(Collected data entries)
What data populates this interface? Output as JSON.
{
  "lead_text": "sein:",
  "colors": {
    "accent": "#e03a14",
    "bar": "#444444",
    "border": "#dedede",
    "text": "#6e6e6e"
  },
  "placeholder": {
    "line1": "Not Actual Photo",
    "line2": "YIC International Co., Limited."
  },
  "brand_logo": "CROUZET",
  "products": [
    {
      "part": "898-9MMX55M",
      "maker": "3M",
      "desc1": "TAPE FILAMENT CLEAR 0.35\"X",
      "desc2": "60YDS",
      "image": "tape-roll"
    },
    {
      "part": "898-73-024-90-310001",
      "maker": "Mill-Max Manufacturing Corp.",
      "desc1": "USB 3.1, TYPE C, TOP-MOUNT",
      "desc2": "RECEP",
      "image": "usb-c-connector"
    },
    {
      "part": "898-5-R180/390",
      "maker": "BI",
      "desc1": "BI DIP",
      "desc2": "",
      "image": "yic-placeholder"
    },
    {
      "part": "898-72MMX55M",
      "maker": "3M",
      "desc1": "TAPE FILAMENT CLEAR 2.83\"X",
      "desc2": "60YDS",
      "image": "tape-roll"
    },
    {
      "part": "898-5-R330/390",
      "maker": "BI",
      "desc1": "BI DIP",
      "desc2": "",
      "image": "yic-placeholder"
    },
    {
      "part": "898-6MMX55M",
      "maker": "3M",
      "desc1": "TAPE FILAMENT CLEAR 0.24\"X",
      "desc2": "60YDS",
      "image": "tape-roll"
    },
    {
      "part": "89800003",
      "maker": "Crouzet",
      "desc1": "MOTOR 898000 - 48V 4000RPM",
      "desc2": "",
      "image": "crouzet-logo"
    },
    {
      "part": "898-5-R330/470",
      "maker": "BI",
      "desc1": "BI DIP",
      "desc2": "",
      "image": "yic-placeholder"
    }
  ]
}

# What to produce
Give an exact copy of all the data shown above.

# Task result
What data populates this interface? Output as JSON.
{
  "lead_text": "sein:",
  "colors": {
    "accent": "#e03a14",
    "bar": "#444444",
    "border": "#dedede",
    "text": "#6e6e6e"
  },
  "placeholder": {
    "line1": "Not Actual Photo",
    "line2": "YIC International Co., Limited."
  },
  "brand_logo": "CROUZET",
  "products": [
    {
      "part": "898-9MMX55M",
      "maker": "3M",
      "desc1": "TAPE FILAMENT CLEAR 0.35\"X",
      "desc2": "60YDS",
      "image": "tape-roll"
    },
    {
      "part": "898-73-024-90-310001",
      "maker": "Mill-Max Manufacturing Corp.",
      "desc1": "USB 3.1, TYPE C, TOP-MOUNT",
      "desc2": "RECEP",
      "image": "usb-c-connector"
    },
    {
      "part": "898-5-R180/390",
      "maker": "BI",
      "desc1": "BI DIP",
      "desc2": "",
      "image": "yic-placeholder"
    },
    {
      "part": "898-72MMX55M",
      "maker": "3M",
      "desc1": "TAPE FILAMENT CLEAR 2.83\"X",
      "desc2": "60YDS",
      "image": "tape-roll"
    },
    {
      "part": "898-5-R330/390",
      "maker": "BI",
      "desc1": "BI DIP",
      "desc2": "",
      "image": "yic-placeholder"
    },
    {
      "part": "898-6MMX55M",
      "maker": "3M",
      "desc1": "TAPE FILAMENT CLEAR 0.24\"X",
      "desc2": "60YDS",
      "image": "tape-roll"
    },
    {
      "part": "89800003",
      "maker": "Crouzet",
      "desc1": "MOTOR 898000 - 48V 4000RPM",
      "desc2": "",
      "image": "crouzet-logo"
    },
    {
      "part": "898-5-R330/470",
      "maker": "BI",
      "desc1": "BI DIP",
      "desc2": "",
      "image": "yic-placeholder"
    }
  ]
}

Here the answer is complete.